● **Goal**
Report all lines holding "more".

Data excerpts
(begin)

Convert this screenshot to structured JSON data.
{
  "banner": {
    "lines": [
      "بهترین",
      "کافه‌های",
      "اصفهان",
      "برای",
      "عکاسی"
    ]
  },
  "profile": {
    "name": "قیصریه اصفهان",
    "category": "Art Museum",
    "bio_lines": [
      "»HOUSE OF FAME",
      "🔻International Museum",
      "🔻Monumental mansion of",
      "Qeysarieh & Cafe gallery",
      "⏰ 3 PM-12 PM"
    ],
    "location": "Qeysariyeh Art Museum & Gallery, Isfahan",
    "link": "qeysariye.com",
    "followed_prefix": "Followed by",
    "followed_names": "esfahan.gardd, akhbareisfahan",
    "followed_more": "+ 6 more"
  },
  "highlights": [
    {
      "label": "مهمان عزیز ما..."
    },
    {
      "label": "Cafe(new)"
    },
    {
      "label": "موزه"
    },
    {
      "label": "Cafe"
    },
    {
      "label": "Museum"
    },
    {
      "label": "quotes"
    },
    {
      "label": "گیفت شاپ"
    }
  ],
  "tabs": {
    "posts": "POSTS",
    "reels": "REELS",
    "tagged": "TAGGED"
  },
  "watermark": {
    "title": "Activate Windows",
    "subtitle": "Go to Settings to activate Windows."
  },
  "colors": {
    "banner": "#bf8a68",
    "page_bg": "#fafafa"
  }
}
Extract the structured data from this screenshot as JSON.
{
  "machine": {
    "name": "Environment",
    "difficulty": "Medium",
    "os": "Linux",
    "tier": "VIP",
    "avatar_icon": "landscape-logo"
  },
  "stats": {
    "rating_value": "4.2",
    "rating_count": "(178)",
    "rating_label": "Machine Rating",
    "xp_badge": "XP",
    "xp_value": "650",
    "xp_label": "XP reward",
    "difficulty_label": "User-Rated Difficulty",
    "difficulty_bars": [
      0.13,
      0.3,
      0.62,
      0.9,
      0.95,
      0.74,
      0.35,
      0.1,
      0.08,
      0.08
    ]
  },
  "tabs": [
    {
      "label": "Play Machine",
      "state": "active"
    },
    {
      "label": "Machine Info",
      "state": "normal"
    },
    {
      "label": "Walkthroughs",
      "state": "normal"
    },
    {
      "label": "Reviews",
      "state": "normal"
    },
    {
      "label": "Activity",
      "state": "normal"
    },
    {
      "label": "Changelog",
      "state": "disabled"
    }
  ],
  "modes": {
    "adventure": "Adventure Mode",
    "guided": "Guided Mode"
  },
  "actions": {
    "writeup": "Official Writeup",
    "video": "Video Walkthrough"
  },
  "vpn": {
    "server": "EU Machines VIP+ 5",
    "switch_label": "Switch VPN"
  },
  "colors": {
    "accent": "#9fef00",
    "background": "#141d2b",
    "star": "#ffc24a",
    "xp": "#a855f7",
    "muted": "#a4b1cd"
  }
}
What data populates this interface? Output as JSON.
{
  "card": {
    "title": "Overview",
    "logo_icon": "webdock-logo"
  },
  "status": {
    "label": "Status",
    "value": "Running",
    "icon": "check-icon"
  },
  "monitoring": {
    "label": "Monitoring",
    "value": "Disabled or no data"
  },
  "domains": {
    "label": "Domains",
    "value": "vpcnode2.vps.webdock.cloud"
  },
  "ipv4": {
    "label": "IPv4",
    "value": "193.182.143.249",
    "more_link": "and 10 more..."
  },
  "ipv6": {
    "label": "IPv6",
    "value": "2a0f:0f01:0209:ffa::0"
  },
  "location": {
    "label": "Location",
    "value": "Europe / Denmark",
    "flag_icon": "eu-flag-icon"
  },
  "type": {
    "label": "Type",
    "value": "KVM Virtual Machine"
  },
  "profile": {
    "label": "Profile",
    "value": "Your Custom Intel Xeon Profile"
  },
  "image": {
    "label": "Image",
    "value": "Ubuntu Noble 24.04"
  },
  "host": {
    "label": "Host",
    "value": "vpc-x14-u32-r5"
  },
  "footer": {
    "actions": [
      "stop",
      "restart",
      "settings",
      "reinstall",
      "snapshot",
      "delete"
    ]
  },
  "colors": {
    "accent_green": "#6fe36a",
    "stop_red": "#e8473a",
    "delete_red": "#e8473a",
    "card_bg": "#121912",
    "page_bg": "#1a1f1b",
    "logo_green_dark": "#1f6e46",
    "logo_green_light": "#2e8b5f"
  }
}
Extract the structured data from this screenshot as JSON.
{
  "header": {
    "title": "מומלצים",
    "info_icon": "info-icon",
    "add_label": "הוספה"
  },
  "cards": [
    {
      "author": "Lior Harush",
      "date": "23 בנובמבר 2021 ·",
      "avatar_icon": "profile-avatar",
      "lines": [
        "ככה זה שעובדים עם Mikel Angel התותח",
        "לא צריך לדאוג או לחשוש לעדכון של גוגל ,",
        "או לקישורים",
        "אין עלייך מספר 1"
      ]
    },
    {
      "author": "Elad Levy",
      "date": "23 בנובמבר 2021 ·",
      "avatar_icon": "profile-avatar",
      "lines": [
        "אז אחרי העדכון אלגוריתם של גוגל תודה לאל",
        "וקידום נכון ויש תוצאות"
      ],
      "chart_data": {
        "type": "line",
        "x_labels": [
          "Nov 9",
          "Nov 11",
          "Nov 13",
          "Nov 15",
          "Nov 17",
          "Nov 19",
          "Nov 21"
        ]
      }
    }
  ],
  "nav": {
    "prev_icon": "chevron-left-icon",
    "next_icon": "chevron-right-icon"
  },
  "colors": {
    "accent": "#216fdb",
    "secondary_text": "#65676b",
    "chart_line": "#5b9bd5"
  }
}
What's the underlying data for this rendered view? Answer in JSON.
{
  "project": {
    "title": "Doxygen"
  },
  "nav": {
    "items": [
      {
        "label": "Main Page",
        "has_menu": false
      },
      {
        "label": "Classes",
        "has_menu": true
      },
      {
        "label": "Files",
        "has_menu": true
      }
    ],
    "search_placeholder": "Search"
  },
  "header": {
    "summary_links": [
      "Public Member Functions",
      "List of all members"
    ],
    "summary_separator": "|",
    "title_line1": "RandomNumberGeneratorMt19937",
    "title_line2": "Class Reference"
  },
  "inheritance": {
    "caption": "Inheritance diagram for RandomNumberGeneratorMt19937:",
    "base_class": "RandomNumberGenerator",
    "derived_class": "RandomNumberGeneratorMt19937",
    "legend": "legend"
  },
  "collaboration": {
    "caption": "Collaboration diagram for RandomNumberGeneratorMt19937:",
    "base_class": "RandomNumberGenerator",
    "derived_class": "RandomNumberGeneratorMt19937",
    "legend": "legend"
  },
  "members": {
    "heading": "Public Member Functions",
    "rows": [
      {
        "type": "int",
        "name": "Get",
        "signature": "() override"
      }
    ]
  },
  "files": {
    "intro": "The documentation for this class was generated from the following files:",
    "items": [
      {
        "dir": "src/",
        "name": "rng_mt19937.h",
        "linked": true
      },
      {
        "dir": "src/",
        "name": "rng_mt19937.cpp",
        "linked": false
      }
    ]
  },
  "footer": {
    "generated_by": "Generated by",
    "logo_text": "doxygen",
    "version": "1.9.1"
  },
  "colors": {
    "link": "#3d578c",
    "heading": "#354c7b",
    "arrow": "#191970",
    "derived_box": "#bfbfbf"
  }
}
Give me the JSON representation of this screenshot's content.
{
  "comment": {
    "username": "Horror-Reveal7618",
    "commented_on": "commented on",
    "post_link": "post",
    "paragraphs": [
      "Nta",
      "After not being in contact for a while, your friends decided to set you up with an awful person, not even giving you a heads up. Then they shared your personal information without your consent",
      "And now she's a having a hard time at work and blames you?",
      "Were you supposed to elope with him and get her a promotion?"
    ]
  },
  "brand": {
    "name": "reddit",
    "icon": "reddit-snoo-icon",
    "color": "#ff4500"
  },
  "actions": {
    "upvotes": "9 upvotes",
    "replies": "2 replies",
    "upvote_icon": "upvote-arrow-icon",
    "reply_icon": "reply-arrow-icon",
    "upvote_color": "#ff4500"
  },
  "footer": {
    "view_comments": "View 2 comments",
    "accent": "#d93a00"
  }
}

(end)

● **Exercise answer**
    "followed_more": "+ 6 more"
    "more_link": "and 10 more..."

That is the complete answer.